(Items listed in a dataset)

• • • • • • •

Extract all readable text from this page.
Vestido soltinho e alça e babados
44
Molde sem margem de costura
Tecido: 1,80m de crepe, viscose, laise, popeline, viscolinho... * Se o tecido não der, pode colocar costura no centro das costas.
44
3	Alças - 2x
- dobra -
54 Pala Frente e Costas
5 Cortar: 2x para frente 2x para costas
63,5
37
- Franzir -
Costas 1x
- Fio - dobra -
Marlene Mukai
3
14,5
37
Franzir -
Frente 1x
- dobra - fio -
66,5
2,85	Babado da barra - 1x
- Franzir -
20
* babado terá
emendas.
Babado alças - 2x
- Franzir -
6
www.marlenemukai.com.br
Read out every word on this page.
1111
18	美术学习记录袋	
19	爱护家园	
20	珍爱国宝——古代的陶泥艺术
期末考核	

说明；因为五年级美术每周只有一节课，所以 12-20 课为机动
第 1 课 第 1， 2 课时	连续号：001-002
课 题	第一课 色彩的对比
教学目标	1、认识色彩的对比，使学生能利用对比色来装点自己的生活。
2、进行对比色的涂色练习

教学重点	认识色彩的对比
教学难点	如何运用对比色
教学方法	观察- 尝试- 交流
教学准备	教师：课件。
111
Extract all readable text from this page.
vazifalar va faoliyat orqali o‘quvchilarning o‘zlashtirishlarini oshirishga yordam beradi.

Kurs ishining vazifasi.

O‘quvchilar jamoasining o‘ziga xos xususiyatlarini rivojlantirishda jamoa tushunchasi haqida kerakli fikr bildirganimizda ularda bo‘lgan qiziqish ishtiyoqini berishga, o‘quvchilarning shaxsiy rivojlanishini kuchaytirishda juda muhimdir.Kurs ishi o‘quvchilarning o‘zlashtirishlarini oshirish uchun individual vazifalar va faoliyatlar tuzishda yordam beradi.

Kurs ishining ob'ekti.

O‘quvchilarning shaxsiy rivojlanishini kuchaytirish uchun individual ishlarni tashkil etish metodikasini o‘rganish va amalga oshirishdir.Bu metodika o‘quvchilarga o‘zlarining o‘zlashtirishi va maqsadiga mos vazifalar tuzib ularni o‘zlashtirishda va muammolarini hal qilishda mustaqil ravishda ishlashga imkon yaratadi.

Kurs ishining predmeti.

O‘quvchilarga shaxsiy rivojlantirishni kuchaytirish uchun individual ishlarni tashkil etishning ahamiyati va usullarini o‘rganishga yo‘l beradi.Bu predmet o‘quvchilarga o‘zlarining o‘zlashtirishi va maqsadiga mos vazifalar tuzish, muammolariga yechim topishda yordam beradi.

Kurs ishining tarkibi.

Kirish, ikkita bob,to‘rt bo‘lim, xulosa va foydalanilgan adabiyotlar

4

• • • • • • •

# [WRITTEN INSTRUCTION]
Reproduce each line of the material above precisely.

# [ANSWER FOR THIS EXERCISE]
Extract all readable text from this page.
Vestido soltinho e alça e babados
44
Molde sem margem de costura
Tecido: 1,80m de crepe, viscose, laise, popeline, viscolinho... * Se o tecido não der, pode colocar costura no centro das costas.
44
3	Alças - 2x
- dobra -
54 Pala Frente e Costas
5 Cortar: 2x para frente 2x para costas
63,5
37
- Franzir -
Costas 1x
- Fio - dobra -
Marlene Mukai
3
14,5
37
Franzir -
Frente 1x
- dobra - fio -
66,5
2,85	Babado da barra - 1x
- Franzir -
20
* babado terá
emendas.
Babado alças - 2x
- Franzir -
6
www.marlenemukai.com.br
Read out every word on this page.
1111
18	美术学习记录袋	
19	爱护家园	
20	珍爱国宝——古代的陶泥艺术
期末考核	

说明；因为五年级美术每周只有一节课，所以 12-20 课为机动
第 1 课 第 1， 2 课时	连续号：001-002
课 题	第一课 色彩的对比
教学目标	1、认识色彩的对比，使学生能利用对比色来装点自己的生活。
2、进行对比色的涂色练习

教学重点	认识色彩的对比
教学难点	如何运用对比色
教学方法	观察- 尝试- 交流
教学准备	教师：课件。
111
Extract all readable text from this page.
vazifalar va faoliyat orqali o‘quvchilarning o‘zlashtirishlarini oshirishga yordam beradi.

Kurs ishining vazifasi.

O‘quvchilar jamoasining o‘ziga xos xususiyatlarini rivojlantirishda jamoa tushunchasi haqida kerakli fikr bildirganimizda ularda bo‘lgan qiziqish ishtiyoqini berishga, o‘quvchilarning shaxsiy rivojlanishini kuchaytirishda juda muhimdir.Kurs ishi o‘quvchilarning o‘zlashtirishlarini oshirish uchun individual vazifalar va faoliyatlar tuzishda yordam beradi.

Kurs ishining ob'ekti.

O‘quvchilarning shaxsiy rivojlanishini kuchaytirish uchun individual ishlarni tashkil etish metodikasini o‘rganish va amalga oshirishdir.Bu metodika o‘quvchilarga o‘zlarining o‘zlashtirishi va maqsadiga mos vazifalar tuzib ularni o‘zlashtirishda va muammolarini hal qilishda mustaqil ravishda ishlashga imkon yaratadi.

Kurs ishining predmeti.

O‘quvchilarga shaxsiy rivojlantirishni kuchaytirish uchun individual ishlarni tashkil etishning ahamiyati va usullarini o‘rganishga yo‘l beradi.Bu predmet o‘quvchilarga o‘zlarining o‘zlashtirishi va maqsadiga mos vazifalar tuzish, muammolariga yechim topishda yordam beradi.

Kurs ishining tarkibi.

Kirish, ikkita bob,to‘rt bo‘lim, xulosa va foydalanilgan adabiyotlar

4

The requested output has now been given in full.